Saved data entries:
◆ ◆ ◆ ◆ ◆

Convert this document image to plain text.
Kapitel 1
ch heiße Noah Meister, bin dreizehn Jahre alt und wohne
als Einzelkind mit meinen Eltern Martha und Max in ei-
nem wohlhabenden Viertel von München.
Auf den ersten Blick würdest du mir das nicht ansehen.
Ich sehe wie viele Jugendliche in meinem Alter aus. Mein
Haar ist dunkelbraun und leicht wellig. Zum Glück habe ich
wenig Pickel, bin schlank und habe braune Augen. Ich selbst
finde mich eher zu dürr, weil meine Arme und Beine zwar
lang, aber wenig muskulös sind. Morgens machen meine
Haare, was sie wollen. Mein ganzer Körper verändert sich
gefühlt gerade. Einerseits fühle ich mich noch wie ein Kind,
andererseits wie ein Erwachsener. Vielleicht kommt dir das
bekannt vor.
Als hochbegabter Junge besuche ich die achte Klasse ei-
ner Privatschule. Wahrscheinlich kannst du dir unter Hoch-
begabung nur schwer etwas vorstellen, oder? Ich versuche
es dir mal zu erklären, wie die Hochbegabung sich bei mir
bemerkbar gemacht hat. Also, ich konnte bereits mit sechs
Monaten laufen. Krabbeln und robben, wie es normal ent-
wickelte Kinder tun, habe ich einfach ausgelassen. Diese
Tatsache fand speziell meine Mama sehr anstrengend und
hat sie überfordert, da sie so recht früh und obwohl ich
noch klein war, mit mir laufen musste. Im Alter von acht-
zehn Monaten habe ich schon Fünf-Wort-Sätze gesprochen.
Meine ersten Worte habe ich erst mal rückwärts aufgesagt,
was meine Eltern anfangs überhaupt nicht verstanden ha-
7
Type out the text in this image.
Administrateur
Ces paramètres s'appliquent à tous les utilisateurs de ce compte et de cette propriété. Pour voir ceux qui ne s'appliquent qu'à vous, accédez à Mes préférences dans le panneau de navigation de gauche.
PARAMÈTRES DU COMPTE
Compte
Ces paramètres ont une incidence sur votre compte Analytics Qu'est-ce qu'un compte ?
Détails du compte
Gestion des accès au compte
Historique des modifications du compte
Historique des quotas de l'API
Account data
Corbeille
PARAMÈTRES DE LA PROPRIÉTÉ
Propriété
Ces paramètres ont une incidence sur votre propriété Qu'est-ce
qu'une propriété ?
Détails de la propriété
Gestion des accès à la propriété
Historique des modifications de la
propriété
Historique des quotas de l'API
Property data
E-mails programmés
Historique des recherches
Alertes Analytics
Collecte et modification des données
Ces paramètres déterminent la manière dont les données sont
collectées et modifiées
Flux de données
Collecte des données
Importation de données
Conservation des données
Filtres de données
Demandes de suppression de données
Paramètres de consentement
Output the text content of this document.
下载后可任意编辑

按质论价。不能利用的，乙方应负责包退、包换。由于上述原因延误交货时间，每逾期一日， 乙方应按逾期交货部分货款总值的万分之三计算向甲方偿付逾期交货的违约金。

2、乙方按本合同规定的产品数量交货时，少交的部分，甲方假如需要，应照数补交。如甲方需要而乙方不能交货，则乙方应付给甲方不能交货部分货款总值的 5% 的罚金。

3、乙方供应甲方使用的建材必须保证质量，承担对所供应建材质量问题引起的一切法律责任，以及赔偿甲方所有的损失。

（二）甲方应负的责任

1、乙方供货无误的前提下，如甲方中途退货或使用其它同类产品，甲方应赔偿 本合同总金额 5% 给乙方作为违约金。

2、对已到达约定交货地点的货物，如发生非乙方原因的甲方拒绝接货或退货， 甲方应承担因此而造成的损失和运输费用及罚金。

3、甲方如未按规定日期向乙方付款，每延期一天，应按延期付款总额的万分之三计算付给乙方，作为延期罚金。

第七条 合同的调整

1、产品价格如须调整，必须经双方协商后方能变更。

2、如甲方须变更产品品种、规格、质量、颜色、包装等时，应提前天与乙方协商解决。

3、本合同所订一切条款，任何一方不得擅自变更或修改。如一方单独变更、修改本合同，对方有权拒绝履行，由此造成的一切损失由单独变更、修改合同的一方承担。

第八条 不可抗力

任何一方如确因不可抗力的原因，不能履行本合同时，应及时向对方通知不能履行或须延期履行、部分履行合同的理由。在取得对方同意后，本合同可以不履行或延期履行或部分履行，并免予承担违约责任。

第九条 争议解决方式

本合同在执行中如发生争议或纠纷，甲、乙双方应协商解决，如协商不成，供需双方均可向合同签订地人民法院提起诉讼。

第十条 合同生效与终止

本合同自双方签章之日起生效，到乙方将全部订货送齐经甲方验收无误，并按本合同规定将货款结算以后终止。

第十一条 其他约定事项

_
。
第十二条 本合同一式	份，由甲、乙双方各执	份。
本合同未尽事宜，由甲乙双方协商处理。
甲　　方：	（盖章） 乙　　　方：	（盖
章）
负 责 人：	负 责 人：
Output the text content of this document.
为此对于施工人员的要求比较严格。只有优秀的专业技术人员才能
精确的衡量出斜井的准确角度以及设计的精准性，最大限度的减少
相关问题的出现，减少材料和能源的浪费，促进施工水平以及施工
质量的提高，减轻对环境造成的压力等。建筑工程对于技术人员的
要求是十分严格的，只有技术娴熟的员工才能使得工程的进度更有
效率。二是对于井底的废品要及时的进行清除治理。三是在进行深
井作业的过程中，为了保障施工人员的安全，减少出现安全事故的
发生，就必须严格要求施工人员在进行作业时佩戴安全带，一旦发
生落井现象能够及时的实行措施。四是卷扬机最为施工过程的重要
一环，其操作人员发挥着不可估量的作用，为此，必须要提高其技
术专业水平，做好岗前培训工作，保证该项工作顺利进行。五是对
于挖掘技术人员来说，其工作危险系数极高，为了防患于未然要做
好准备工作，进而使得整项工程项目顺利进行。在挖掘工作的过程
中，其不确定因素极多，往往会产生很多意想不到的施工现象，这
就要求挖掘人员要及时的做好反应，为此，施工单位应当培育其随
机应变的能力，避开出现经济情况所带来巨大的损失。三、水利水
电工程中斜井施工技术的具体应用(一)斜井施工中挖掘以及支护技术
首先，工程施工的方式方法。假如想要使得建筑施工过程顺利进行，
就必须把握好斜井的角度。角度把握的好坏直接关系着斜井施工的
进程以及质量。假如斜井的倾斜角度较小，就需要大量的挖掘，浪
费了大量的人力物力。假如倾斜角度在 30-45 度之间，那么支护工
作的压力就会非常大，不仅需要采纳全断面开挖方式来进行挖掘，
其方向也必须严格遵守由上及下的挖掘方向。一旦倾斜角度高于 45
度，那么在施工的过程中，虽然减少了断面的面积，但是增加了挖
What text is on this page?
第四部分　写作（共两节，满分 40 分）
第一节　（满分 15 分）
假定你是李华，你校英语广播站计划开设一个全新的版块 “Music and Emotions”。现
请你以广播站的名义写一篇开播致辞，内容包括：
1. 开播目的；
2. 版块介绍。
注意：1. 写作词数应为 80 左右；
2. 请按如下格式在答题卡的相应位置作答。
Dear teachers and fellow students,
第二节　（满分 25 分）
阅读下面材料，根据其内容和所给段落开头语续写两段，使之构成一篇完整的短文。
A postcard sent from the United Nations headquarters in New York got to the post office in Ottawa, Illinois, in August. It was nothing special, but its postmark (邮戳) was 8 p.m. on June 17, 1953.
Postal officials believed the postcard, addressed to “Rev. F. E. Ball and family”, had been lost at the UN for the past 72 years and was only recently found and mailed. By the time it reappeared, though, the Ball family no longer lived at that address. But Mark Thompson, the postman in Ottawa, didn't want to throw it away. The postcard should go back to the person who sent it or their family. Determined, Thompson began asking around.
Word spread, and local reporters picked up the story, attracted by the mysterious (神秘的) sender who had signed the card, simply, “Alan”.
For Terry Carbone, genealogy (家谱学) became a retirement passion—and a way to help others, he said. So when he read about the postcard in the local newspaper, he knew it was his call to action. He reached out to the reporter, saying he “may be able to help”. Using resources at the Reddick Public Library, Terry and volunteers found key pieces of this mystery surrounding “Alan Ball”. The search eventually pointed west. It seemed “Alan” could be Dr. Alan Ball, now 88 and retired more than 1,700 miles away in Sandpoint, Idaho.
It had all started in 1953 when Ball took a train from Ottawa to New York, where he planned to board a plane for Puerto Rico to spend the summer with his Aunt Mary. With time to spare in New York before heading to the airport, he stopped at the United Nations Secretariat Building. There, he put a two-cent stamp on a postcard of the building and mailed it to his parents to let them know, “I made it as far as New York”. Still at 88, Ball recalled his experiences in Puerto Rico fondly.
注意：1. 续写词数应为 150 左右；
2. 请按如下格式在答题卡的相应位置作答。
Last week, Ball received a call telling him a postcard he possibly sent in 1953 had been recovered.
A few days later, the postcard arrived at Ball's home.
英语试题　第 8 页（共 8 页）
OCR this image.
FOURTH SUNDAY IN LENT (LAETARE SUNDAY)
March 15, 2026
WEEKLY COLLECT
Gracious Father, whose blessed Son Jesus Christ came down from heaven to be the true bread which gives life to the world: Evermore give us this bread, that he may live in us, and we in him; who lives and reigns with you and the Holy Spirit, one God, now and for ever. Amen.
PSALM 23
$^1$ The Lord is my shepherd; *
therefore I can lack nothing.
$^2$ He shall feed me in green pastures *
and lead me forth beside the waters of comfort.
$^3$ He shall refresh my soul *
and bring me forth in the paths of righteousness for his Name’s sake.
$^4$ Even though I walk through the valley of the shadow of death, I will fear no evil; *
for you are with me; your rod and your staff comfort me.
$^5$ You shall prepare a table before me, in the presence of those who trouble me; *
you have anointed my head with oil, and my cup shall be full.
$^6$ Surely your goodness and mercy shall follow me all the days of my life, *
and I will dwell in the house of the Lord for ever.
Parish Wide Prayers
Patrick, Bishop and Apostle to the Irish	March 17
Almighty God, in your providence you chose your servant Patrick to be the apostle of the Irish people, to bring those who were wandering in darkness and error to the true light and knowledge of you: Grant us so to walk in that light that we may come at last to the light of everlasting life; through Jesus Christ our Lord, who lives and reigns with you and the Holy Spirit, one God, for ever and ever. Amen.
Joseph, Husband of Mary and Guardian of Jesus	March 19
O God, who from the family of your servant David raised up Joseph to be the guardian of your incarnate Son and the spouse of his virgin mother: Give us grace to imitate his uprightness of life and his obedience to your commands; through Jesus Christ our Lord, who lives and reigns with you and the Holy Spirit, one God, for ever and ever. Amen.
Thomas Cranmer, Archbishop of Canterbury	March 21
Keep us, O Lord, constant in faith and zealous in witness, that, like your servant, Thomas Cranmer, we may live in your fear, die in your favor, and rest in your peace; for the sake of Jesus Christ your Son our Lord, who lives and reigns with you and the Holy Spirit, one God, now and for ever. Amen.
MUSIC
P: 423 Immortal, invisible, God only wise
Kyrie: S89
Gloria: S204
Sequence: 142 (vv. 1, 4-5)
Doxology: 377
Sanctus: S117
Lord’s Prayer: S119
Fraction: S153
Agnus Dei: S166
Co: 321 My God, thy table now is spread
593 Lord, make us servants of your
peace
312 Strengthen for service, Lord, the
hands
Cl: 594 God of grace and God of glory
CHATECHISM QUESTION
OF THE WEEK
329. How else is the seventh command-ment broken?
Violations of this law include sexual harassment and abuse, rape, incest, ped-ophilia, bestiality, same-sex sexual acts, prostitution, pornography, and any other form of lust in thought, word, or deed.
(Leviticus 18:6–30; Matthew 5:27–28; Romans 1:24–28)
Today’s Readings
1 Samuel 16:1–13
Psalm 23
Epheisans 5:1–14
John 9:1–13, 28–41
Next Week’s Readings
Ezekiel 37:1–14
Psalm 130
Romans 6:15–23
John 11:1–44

◆ ◆ ◆ ◆ ◆

Which lines hold the word "grace"? Copy all of them.

O God, who from the family of your servant David raised up Joseph to be the guardian of your incarnate Son and the spouse of his virgin mother: Give us grace to imitate his uprightness of life and his obedience to your commands; through Jesus Christ our Lord, who lives and reigns with you and the Holy Spirit, one God, for ever and ever. Amen.
Cl: 594 God of grace and God of glory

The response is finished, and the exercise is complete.